• _SHORT EXERCISE_: Find each line in the data below that contains the word "Denoised" and copy those lines out. Upper and lower case must match.

• _RECORDS_:
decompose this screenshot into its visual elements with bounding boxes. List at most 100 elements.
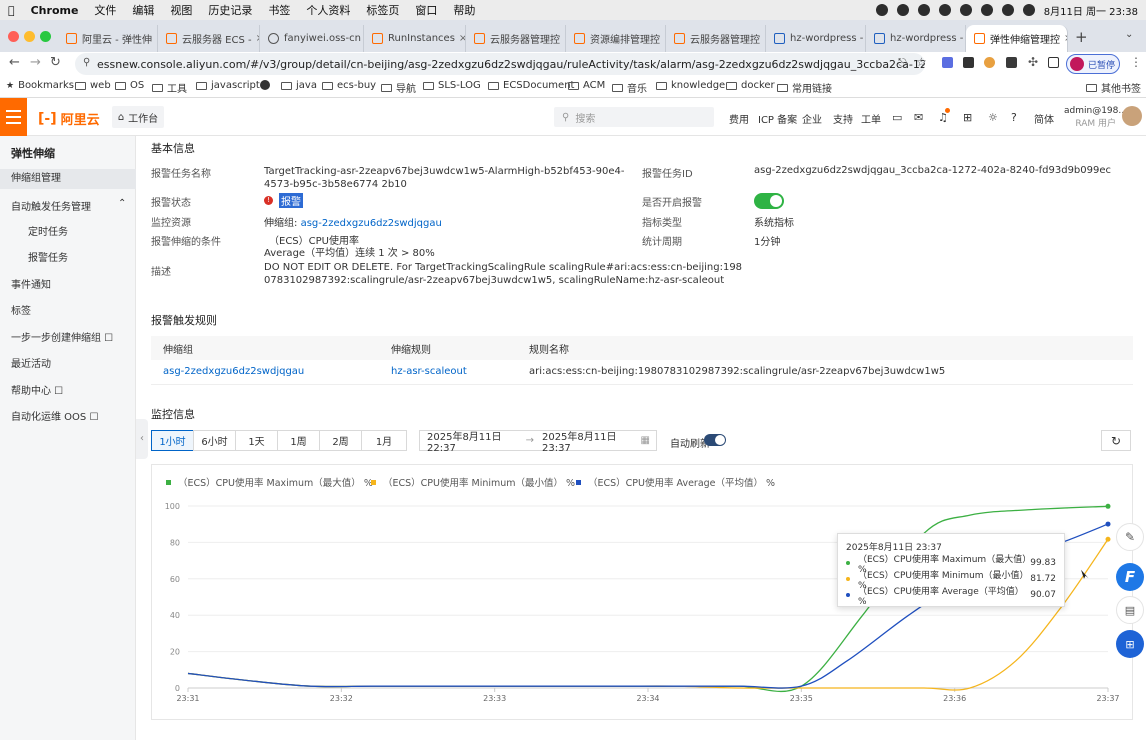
---
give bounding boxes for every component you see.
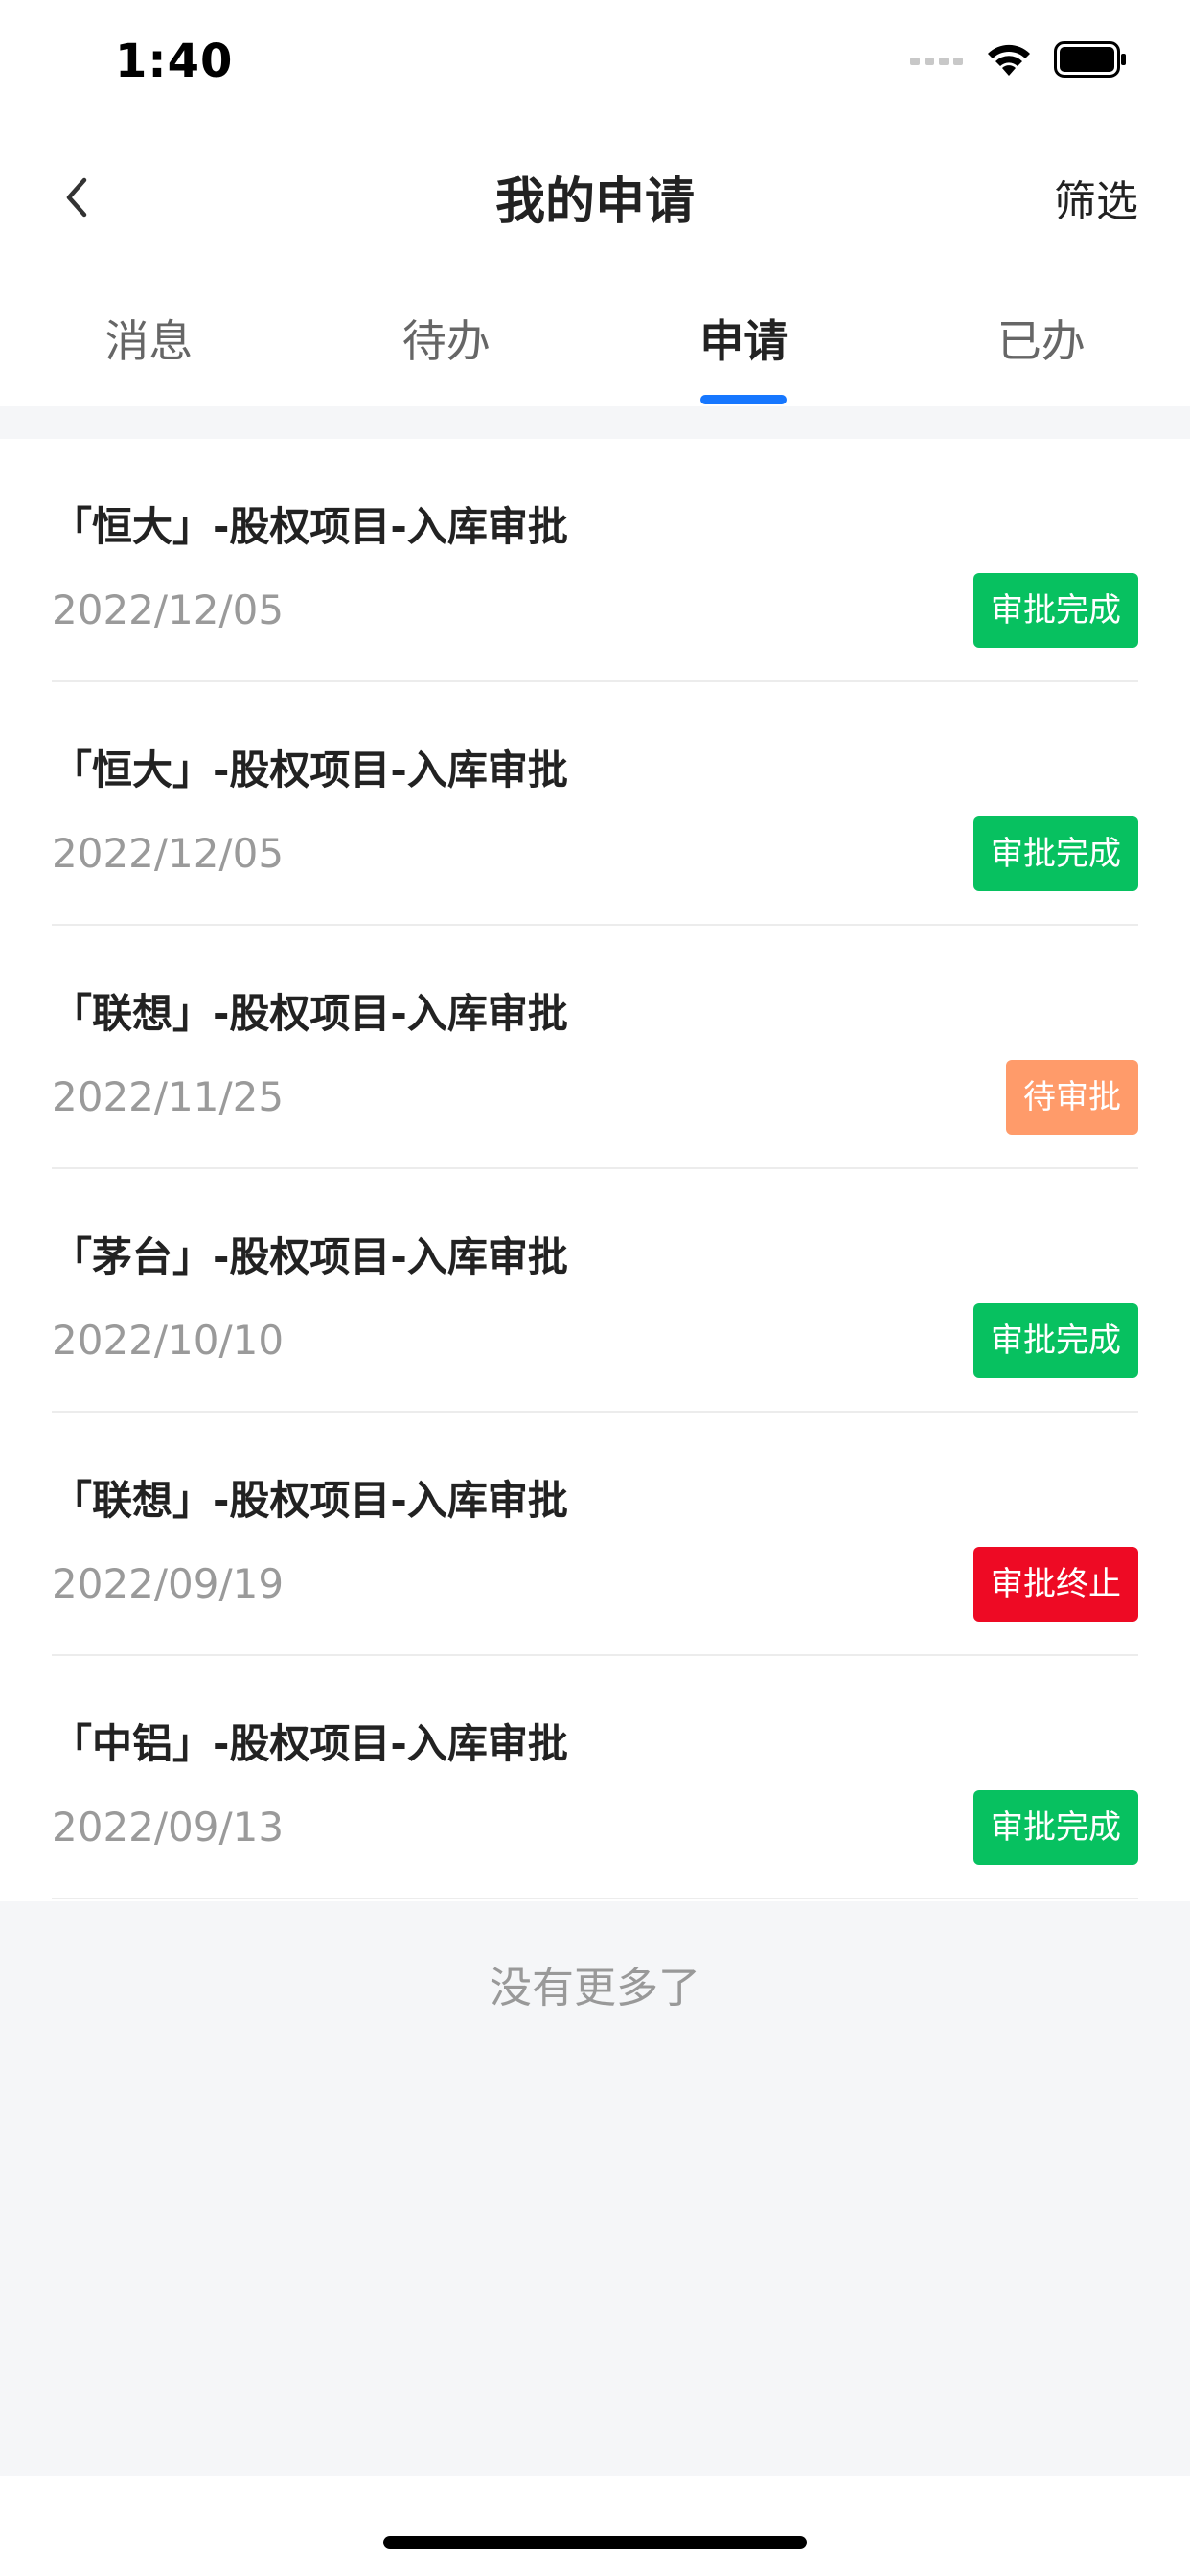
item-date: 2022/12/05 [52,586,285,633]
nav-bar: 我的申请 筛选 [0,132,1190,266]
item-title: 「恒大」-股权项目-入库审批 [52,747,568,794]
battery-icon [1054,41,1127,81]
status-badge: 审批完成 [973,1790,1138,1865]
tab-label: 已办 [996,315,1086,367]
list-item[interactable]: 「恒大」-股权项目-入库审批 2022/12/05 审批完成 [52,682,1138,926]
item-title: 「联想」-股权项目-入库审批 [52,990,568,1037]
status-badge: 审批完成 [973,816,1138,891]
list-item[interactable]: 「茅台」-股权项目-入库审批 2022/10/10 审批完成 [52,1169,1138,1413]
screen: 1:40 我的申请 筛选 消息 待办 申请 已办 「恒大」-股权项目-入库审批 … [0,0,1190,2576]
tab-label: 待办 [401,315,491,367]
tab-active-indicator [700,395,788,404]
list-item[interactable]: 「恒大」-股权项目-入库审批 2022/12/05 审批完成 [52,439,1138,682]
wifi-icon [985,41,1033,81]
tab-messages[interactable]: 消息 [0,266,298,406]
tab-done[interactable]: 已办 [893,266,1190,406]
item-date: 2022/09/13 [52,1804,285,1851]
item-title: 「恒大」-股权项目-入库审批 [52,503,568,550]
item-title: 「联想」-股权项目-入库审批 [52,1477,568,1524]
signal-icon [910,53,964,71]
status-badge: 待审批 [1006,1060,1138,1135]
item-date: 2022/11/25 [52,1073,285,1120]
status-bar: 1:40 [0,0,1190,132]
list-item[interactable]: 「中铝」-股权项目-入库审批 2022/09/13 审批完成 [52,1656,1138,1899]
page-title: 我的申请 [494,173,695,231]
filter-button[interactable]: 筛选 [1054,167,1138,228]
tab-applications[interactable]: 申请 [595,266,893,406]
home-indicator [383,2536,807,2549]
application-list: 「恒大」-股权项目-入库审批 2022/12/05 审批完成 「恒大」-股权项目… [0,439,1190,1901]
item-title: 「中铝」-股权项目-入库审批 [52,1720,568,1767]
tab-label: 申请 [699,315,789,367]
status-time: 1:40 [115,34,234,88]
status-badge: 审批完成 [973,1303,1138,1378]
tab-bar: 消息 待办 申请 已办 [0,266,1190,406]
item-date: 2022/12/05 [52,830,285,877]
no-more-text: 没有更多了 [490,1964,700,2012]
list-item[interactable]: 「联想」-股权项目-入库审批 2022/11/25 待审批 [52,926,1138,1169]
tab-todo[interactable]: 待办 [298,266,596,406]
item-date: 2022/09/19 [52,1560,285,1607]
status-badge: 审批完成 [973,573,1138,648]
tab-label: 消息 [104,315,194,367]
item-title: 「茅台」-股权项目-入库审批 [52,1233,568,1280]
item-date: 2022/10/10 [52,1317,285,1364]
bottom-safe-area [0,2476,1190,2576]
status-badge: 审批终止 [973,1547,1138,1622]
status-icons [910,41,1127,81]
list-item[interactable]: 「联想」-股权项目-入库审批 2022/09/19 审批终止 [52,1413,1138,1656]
---
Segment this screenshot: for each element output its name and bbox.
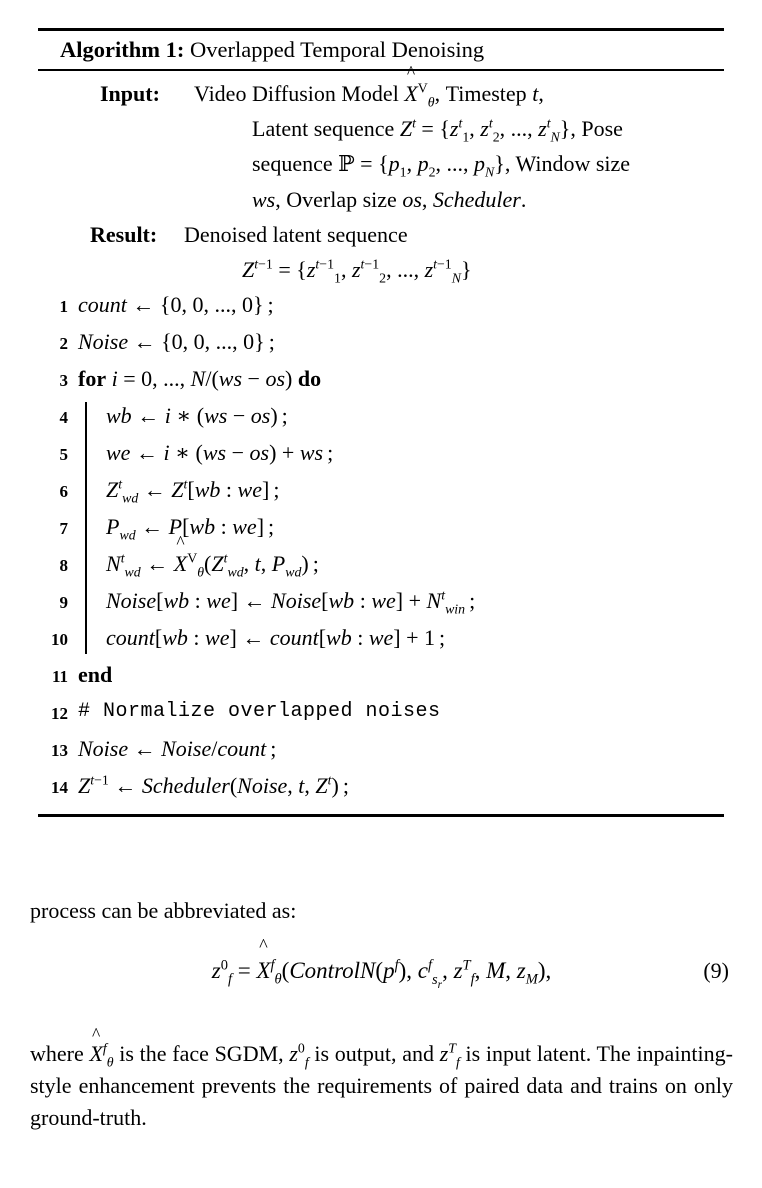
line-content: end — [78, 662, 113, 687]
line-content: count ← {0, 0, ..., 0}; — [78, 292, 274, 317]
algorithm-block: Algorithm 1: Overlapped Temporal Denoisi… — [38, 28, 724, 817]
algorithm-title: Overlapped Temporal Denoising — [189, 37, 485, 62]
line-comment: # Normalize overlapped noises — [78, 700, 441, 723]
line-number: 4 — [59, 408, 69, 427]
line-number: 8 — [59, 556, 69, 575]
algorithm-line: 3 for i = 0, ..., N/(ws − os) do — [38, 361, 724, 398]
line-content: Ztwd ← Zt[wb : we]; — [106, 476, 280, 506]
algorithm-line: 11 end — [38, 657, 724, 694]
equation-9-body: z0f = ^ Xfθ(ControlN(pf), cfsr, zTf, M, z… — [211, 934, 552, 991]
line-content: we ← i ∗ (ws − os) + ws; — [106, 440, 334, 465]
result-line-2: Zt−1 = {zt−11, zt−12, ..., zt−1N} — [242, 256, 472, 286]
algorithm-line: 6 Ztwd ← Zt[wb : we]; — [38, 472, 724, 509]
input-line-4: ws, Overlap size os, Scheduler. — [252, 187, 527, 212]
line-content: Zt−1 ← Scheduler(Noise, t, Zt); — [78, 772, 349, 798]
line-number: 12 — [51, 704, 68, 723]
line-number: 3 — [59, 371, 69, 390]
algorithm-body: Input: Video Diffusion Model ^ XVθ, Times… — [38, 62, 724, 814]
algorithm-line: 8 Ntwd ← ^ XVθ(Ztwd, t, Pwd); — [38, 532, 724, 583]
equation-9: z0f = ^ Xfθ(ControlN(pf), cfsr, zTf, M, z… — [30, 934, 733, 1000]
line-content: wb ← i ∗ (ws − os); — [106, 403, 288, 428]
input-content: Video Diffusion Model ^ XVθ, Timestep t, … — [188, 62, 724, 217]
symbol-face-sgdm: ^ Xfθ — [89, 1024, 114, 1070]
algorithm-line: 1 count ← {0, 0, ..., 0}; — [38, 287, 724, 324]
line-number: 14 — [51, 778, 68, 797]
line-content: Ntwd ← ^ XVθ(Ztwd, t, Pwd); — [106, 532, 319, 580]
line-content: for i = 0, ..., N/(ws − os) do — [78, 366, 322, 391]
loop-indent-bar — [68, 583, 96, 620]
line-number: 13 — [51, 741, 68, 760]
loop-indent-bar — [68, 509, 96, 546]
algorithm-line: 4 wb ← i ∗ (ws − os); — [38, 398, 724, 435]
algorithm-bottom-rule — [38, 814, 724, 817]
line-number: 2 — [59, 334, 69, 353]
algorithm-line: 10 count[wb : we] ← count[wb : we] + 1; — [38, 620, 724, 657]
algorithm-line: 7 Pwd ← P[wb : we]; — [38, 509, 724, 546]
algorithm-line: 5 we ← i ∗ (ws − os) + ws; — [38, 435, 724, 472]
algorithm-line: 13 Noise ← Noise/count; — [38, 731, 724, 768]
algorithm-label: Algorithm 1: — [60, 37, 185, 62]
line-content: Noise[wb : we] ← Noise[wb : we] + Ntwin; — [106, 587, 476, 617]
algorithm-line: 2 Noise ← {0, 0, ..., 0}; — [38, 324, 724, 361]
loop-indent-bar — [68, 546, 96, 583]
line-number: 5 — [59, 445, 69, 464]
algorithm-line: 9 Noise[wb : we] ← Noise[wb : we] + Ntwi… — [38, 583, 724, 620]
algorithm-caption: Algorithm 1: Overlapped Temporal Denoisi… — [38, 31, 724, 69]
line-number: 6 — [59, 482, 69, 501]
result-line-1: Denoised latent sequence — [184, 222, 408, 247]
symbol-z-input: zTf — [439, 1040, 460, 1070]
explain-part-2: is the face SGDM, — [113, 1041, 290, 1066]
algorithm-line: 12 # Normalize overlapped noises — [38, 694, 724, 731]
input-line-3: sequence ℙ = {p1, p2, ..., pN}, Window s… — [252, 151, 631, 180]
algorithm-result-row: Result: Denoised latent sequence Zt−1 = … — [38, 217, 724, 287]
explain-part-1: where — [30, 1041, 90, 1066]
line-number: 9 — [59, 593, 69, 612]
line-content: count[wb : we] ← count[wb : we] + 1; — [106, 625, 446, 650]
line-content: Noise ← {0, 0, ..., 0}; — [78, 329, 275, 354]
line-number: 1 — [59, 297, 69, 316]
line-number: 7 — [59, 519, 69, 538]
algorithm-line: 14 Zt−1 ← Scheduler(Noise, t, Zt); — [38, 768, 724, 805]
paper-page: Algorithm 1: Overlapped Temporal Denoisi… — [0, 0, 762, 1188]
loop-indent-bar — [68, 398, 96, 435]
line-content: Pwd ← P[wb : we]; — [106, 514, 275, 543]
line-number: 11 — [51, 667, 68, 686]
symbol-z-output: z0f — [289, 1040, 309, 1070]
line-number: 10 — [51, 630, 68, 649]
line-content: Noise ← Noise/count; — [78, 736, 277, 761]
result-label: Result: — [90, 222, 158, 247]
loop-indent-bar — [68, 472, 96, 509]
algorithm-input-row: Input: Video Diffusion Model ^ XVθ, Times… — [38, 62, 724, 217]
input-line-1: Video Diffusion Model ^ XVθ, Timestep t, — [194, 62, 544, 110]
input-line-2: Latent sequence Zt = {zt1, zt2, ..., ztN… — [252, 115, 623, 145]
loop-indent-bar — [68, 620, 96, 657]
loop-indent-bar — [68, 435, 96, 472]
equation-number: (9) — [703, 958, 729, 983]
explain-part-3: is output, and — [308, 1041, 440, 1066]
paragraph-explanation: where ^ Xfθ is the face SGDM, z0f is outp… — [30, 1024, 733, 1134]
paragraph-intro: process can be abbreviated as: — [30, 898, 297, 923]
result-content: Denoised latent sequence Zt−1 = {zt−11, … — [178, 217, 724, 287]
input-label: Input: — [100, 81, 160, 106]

• _ANSWER TO THIS PROBLEM_:
result-line-1: Denoised latent sequence — [184, 222, 408, 247]
algorithm-result-row: Result: Denoised latent sequence Zt−1 = … — [38, 217, 724, 287]
result-content: Denoised latent sequence Zt−1 = {zt−11, … — [178, 217, 724, 287]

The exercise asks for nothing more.